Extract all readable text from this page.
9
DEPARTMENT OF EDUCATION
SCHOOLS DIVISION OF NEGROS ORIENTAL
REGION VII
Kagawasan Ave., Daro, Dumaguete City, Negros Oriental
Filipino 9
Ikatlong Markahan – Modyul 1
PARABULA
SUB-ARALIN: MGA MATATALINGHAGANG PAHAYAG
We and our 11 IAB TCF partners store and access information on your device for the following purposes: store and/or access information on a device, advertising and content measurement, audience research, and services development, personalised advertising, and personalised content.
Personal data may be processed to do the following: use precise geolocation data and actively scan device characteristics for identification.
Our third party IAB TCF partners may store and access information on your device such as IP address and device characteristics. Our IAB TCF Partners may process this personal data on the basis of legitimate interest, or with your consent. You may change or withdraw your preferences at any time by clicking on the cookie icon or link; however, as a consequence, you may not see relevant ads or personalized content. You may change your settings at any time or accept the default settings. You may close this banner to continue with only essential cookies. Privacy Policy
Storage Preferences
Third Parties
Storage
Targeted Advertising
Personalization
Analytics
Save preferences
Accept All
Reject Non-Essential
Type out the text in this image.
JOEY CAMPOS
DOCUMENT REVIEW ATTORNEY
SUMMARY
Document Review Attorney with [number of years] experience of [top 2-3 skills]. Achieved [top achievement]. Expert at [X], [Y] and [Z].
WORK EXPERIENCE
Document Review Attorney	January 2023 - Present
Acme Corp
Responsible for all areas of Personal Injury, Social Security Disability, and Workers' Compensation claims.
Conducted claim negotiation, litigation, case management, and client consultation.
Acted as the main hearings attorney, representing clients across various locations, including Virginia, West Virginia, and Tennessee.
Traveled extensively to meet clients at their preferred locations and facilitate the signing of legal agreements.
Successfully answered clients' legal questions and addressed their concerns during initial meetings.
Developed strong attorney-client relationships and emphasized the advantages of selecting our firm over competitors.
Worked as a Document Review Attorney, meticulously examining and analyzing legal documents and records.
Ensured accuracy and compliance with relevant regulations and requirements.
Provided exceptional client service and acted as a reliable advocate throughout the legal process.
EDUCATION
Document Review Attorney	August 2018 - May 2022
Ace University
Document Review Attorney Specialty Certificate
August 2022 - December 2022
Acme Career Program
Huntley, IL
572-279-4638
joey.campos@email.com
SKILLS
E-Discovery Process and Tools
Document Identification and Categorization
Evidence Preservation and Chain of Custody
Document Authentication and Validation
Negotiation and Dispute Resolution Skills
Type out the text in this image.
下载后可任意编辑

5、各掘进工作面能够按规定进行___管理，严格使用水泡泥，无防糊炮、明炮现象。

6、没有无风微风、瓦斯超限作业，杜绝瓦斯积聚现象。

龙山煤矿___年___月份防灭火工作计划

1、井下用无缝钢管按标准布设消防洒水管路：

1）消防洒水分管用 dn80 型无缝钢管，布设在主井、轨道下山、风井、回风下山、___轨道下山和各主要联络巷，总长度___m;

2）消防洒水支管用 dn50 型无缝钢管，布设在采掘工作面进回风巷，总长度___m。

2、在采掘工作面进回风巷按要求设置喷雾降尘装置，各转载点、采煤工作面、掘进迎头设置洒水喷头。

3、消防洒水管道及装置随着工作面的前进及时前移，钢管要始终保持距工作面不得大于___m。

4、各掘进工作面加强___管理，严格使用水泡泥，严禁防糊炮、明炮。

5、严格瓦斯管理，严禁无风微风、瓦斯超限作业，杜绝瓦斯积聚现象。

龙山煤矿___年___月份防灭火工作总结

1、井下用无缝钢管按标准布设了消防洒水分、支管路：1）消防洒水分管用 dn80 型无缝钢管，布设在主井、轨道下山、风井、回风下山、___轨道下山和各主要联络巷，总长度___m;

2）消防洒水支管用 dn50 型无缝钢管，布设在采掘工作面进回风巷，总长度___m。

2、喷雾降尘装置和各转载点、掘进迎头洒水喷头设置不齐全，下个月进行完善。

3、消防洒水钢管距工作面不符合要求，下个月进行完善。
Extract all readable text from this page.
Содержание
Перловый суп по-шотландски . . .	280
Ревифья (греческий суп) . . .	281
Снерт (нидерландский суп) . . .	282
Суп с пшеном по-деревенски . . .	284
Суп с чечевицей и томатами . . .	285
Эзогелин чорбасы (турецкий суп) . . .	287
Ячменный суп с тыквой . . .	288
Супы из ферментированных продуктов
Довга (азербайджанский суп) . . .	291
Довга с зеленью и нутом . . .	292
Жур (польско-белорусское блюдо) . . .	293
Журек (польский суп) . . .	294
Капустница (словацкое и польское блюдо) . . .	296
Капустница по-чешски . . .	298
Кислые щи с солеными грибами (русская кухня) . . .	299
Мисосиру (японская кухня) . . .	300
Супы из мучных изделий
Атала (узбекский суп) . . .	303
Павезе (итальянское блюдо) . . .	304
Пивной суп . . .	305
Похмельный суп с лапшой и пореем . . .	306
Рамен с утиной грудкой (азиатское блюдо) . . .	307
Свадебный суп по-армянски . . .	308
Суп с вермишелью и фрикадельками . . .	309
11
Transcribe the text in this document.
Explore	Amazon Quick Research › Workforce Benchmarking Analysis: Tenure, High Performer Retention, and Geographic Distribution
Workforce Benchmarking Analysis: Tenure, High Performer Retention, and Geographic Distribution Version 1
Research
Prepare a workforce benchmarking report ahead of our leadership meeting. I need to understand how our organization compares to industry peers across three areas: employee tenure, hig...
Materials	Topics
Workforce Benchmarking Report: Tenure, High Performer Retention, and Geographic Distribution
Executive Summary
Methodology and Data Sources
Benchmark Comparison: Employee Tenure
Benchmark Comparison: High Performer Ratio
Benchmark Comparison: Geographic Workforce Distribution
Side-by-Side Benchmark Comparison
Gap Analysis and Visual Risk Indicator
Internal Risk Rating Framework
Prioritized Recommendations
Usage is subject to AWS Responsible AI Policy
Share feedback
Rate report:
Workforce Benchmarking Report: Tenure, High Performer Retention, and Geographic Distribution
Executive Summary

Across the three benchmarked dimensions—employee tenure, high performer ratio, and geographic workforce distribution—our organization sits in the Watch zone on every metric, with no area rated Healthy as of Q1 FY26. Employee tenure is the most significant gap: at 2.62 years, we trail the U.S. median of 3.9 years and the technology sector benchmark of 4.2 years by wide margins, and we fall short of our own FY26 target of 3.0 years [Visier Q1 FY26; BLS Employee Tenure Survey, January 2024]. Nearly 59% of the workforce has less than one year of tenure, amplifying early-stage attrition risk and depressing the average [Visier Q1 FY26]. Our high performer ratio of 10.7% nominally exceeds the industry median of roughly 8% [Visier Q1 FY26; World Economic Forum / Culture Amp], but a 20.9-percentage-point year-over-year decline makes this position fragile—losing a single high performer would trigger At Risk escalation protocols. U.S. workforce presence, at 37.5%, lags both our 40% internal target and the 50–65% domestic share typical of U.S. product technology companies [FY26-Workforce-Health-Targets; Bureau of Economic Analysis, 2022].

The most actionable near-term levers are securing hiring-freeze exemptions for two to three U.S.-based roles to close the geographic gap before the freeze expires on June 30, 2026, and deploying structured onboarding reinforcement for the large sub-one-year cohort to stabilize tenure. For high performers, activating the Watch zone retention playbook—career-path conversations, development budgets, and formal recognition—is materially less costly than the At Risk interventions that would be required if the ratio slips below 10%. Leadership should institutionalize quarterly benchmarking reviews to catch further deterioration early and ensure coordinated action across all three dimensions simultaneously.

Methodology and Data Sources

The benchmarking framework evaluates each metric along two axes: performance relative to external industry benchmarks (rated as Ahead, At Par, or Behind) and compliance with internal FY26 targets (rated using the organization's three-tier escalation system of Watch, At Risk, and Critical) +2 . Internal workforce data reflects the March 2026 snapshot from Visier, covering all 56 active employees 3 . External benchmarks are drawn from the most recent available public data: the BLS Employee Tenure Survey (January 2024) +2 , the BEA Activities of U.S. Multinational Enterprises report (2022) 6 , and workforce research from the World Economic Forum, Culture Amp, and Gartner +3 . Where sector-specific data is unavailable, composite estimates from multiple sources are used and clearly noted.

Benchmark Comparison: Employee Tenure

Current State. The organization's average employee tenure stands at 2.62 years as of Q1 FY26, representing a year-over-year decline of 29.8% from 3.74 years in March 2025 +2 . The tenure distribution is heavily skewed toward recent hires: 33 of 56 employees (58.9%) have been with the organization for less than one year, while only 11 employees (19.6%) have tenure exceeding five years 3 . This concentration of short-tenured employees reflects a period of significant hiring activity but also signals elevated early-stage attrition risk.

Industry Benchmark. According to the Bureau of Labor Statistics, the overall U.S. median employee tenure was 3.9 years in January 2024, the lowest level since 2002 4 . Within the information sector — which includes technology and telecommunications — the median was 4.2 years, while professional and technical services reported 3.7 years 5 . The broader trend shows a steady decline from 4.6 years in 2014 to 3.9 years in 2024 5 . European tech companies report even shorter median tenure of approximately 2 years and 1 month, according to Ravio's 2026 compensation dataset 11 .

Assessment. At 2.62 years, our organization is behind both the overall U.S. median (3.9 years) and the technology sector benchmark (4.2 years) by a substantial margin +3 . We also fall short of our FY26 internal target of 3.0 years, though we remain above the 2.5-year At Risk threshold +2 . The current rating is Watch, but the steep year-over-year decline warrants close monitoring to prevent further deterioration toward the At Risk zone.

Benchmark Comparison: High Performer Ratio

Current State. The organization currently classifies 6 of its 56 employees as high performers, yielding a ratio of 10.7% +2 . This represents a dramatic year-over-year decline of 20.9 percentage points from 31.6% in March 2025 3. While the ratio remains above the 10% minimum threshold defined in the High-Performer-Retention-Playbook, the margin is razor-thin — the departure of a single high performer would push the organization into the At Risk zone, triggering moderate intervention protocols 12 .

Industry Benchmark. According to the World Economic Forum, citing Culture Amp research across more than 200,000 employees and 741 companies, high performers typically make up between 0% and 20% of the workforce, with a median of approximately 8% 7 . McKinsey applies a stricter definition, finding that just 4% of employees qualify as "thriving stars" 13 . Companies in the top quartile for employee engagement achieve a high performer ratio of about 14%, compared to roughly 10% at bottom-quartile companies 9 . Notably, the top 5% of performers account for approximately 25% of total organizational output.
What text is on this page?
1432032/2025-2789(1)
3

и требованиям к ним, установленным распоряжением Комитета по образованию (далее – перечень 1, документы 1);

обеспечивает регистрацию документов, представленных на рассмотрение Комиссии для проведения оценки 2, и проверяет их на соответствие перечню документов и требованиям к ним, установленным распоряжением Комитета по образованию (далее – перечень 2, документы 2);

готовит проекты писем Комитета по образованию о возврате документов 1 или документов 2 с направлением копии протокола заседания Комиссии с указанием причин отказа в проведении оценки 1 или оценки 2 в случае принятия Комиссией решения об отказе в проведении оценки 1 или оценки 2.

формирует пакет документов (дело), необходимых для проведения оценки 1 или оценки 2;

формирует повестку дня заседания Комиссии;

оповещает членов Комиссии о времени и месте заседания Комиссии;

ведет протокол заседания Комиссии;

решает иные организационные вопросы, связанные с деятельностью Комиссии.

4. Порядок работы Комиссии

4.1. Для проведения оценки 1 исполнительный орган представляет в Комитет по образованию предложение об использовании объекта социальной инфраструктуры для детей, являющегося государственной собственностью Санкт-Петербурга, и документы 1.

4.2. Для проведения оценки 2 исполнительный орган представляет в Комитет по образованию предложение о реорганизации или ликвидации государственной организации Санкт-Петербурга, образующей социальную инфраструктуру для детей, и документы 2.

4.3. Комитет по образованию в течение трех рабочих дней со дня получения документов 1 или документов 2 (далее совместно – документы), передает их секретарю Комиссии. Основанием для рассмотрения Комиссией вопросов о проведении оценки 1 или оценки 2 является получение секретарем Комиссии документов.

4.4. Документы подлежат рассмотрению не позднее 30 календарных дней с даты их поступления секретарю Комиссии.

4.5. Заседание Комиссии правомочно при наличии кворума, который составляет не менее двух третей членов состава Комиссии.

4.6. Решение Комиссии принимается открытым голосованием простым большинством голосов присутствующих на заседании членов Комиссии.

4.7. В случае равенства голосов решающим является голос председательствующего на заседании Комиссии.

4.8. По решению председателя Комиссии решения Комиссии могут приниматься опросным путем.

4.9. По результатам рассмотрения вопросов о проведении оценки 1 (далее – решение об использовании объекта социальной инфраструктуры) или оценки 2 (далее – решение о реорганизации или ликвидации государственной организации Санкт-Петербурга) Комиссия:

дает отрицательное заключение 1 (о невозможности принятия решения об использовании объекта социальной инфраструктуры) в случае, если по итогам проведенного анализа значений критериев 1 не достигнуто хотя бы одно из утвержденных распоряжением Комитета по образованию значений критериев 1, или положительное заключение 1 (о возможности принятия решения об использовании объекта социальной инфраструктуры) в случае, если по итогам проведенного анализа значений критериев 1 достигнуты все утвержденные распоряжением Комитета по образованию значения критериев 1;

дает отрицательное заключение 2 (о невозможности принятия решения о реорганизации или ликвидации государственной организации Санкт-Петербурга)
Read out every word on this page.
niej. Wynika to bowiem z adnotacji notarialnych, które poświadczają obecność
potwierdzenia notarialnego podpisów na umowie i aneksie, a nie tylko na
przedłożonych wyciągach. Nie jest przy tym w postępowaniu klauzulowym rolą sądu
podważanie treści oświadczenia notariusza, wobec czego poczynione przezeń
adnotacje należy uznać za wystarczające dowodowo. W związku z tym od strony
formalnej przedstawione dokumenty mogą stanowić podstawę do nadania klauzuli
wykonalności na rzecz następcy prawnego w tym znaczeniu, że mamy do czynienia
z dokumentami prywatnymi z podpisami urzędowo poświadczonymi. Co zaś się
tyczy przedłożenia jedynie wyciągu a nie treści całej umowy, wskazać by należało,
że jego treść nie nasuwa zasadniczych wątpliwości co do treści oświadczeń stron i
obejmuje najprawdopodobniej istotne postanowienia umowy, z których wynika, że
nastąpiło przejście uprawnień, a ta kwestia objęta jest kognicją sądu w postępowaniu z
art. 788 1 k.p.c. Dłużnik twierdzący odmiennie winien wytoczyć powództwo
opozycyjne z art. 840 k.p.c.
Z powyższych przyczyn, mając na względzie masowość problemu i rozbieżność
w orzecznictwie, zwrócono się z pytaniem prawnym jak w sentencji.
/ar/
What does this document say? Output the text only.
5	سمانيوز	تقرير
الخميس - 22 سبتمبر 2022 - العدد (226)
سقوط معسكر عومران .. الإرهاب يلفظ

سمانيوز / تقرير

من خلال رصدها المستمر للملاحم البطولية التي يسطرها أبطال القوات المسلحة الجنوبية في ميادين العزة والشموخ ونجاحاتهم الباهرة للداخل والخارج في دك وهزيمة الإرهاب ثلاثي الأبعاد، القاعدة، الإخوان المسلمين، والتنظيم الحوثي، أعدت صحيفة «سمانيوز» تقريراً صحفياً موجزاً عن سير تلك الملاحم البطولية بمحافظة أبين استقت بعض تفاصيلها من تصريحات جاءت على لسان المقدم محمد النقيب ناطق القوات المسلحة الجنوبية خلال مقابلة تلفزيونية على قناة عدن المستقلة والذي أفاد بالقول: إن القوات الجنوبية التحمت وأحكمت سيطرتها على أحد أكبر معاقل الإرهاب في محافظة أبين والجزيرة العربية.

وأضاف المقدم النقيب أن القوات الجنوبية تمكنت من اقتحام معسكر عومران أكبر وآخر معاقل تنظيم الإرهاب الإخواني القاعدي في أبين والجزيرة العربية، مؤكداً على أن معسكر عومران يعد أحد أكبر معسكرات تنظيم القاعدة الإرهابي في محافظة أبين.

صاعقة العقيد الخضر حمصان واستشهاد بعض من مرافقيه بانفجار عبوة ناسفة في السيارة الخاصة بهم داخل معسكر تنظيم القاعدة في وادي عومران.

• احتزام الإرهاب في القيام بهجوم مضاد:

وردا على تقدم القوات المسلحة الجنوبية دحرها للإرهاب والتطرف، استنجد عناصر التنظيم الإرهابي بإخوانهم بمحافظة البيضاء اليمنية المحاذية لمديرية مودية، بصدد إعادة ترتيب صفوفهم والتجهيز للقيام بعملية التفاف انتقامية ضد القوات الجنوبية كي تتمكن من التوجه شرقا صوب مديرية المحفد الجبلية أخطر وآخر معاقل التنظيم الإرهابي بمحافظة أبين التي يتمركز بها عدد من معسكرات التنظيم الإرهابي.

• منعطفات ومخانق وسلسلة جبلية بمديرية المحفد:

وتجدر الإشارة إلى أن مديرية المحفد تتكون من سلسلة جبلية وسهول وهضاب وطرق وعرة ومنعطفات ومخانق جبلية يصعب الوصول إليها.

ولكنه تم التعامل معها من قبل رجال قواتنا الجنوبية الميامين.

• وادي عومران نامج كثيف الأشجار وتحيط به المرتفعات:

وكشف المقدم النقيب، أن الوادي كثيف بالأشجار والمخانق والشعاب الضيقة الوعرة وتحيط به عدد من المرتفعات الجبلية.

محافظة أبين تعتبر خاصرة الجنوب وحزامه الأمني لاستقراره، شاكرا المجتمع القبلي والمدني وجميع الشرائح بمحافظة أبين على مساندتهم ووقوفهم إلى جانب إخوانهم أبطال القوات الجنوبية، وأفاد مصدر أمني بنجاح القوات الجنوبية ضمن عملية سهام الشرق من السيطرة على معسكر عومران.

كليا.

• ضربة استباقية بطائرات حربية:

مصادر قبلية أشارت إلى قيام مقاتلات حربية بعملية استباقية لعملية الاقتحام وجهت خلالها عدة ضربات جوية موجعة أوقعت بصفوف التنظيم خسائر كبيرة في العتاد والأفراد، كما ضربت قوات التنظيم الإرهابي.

■ ■ ■

_TASK STATEMENT_. Locate all lines in the listing above with the word "секретарю". Copy them.

_EXERCISE RESPONSE_.
4.3. Комитет по образованию в течение трех рабочих дней со дня получения документов 1 или документов 2 (далее совместно – документы), передает их секретарю Комиссии. Основанием для рассмотрения Комиссией вопросов о проведении оценки 1 или оценки 2 является получение секретарем Комиссии документов.
4.4. Документы подлежат рассмотрению не позднее 30 календарных дней с даты их поступления секретарю Комиссии.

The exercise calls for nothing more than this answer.